* [TASK TO COMPLETE]: Identify all lines in the data containing the string "JSON". Copy them out.

※

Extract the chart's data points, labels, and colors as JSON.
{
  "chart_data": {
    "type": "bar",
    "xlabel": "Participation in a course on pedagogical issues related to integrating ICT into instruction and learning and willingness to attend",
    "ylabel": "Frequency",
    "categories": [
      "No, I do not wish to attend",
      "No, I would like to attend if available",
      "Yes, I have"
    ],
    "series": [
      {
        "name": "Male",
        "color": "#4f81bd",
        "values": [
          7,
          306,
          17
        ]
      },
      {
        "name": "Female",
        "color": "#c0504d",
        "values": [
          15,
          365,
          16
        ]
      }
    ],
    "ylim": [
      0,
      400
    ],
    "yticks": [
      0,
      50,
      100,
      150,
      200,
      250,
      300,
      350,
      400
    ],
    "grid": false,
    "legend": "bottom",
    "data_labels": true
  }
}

※

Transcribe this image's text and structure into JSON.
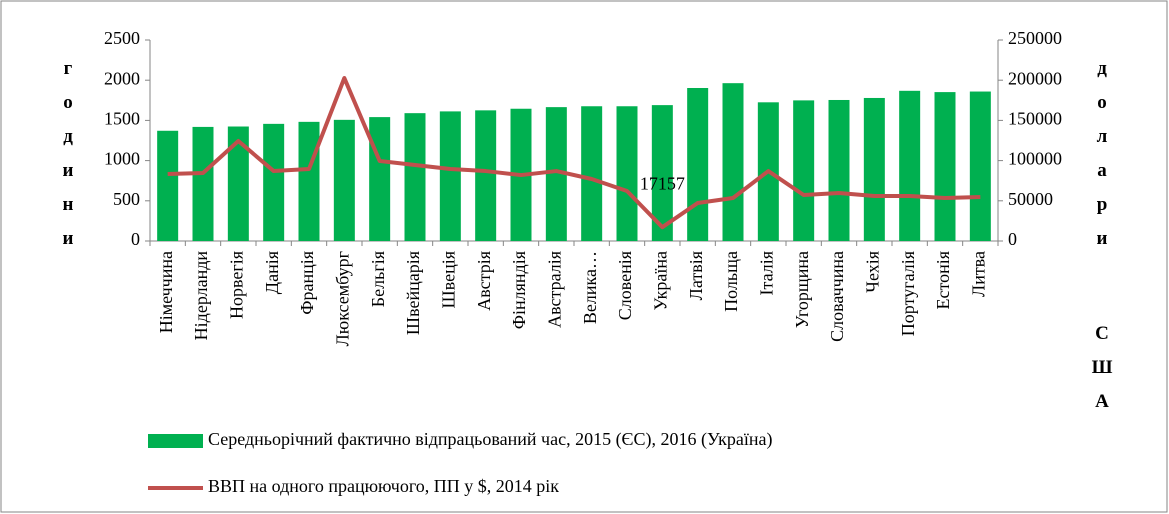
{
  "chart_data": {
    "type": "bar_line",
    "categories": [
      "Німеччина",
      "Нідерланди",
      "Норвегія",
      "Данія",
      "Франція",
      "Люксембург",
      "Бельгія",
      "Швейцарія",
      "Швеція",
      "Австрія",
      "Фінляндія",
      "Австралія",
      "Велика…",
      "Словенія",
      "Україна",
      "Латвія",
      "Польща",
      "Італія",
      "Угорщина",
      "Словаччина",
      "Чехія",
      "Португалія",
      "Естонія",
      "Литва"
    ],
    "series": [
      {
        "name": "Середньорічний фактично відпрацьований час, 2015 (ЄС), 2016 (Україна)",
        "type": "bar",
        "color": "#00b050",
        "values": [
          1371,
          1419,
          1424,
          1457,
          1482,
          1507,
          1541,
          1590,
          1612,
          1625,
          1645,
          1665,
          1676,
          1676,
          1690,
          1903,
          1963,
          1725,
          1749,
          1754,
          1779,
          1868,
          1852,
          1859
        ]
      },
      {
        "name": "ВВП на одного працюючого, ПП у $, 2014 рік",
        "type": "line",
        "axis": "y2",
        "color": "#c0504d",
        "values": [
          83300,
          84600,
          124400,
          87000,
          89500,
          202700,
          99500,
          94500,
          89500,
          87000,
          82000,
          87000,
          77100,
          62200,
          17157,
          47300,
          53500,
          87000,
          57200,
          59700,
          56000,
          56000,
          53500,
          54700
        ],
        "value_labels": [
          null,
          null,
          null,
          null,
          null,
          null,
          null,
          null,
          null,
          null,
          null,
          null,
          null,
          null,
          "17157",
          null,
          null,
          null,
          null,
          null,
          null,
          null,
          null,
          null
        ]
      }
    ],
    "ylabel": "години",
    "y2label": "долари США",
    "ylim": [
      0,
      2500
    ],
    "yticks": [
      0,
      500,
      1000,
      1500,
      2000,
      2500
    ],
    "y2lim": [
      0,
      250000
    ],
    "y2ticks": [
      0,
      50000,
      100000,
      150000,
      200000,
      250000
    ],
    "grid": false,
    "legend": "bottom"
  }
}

※

* [WORKED SOLUTION]:
Extract the chart's data points, labels, and colors as JSON.
Transcribe this image's text and structure into JSON.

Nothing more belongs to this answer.